[Saved data entries]
######
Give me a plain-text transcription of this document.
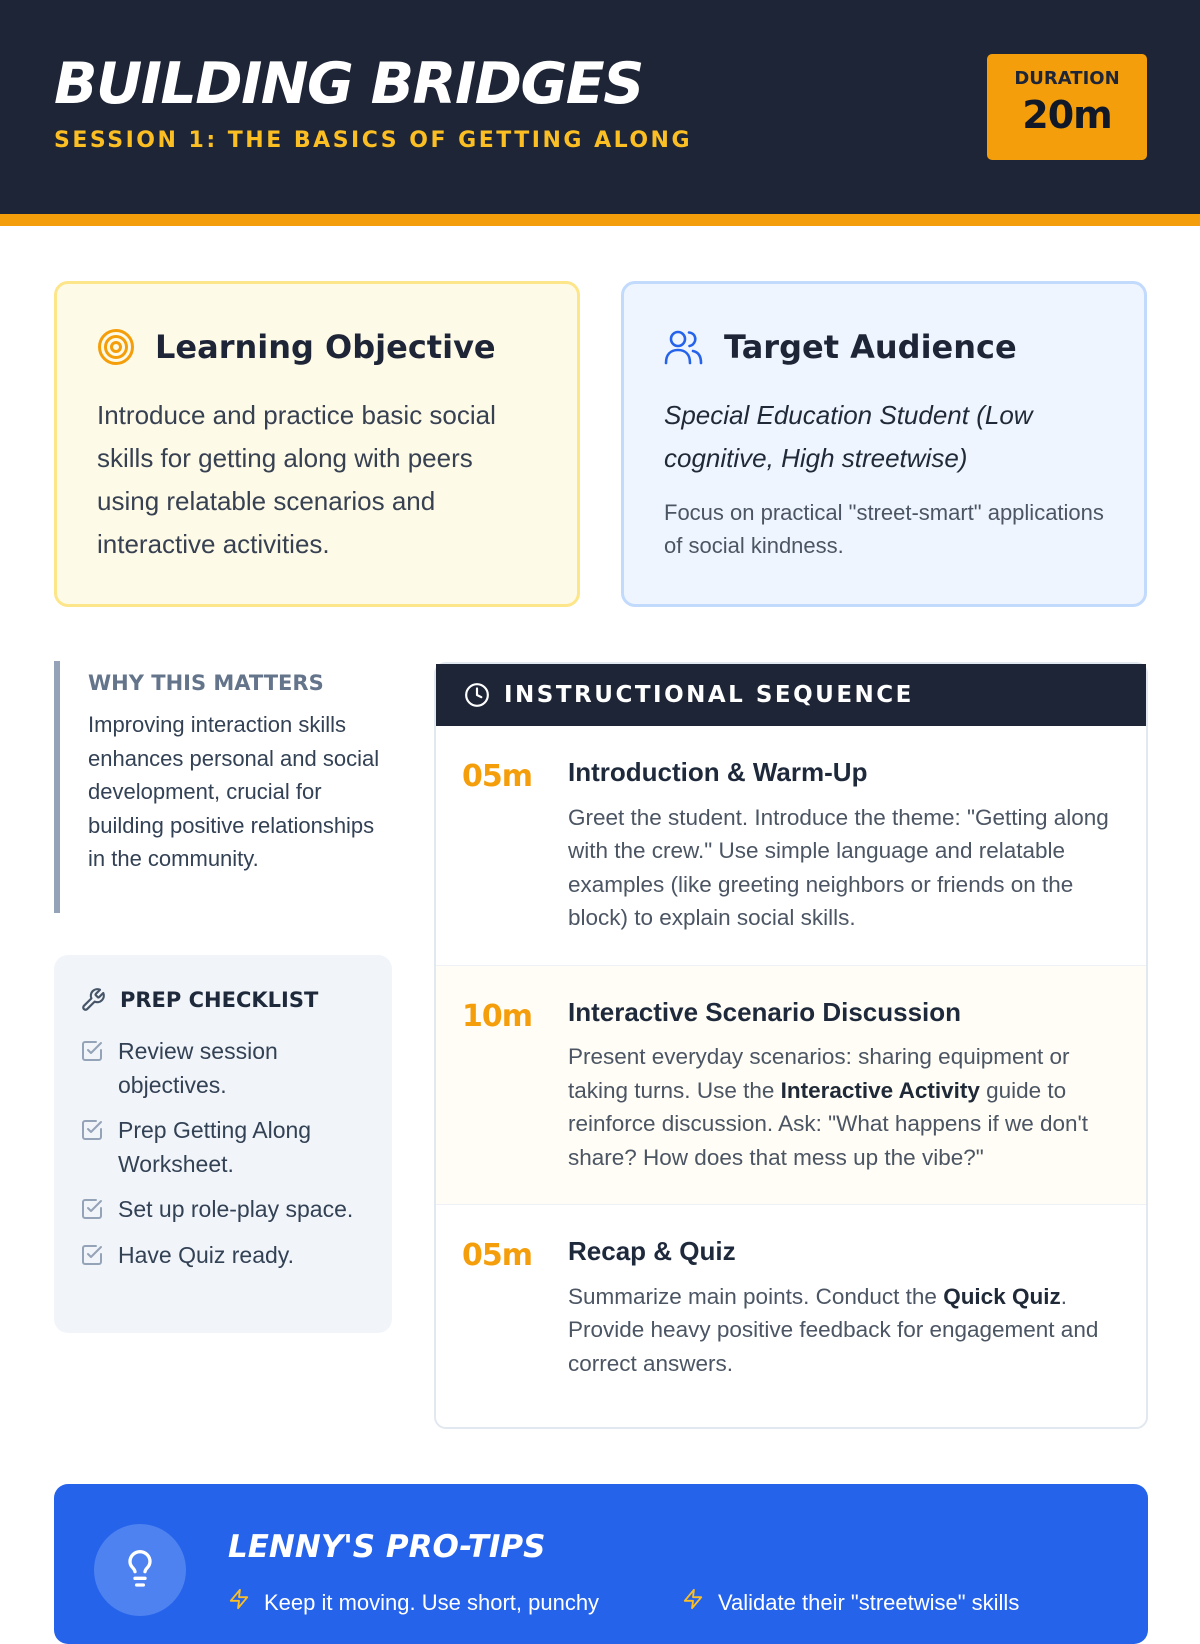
BUILDING BRIDGES
SESSION 1: THE BASICS OF GETTING ALONG
DURATION
20m
Learning Objective

Introduce and practice basic social skills for getting along with peers using relatable scenarios and interactive activities.

Target Audience

Special Education Student (Low cognitive, High streetwise)

Focus on practical "street-smart" applications of social kindness.

WHY THIS MATTERS

Improving interaction skills enhances personal and social development, crucial for building positive relationships in the community.

PREP CHECKLIST
Review session objectives.
Prep Getting Along Worksheet.
Set up role-play space.
Have Quiz ready.
INSTRUCTIONAL SEQUENCE
05m	Introduction & Warm-Up

Greet the student. Introduce the theme: "Getting along with the crew." Use simple language and relatable examples (like greeting neighbors or friends on the block) to explain social skills.

10m	Interactive Scenario Discussion

Present everyday scenarios: sharing equipment or taking turns. Use the Interactive Activity guide to reinforce discussion. Ask: "What happens if we don't share? How does that mess up the vibe?"

05m	Recap & Quiz

Summarize main points. Conduct the Quick Quiz. Provide heavy positive feedback for engagement and correct answers.

LENNY'S PRO-TIPS
Keep it moving. Use short, punchy	Validate their "streetwise" skills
######
## Instructions to follow
Transcribe all of the entries word for word, but skip any pictures they contain.

## Solution for this exercise
Give me a plain-text transcription of this document.
BUILDING BRIDGES
SESSION 1: THE BASICS OF GETTING ALONG
DURATION
20m
Learning Objective

Introduce and practice basic social skills for getting along with peers using relatable scenarios and interactive activities.

Target Audience

Special Education Student (Low cognitive, High streetwise)

Focus on practical "street-smart" applications of social kindness.

WHY THIS MATTERS

Improving interaction skills enhances personal and social development, crucial for building positive relationships in the community.

PREP CHECKLIST
Review session objectives.
Prep Getting Along Worksheet.
Set up role-play space.
Have Quiz ready.
INSTRUCTIONAL SEQUENCE
05m	Introduction & Warm-Up

Greet the student. Introduce the theme: "Getting along with the crew." Use simple language and relatable examples (like greeting neighbors or friends on the block) to explain social skills.

10m	Interactive Scenario Discussion

Present everyday scenarios: sharing equipment or taking turns. Use the Interactive Activity guide to reinforce discussion. Ask: "What happens if we don't share? How does that mess up the vibe?"

05m	Recap & Quiz

Summarize main points. Conduct the Quick Quiz. Provide heavy positive feedback for engagement and correct answers.

LENNY'S PRO-TIPS
Keep it moving. Use short, punchy	Validate their "streetwise" skills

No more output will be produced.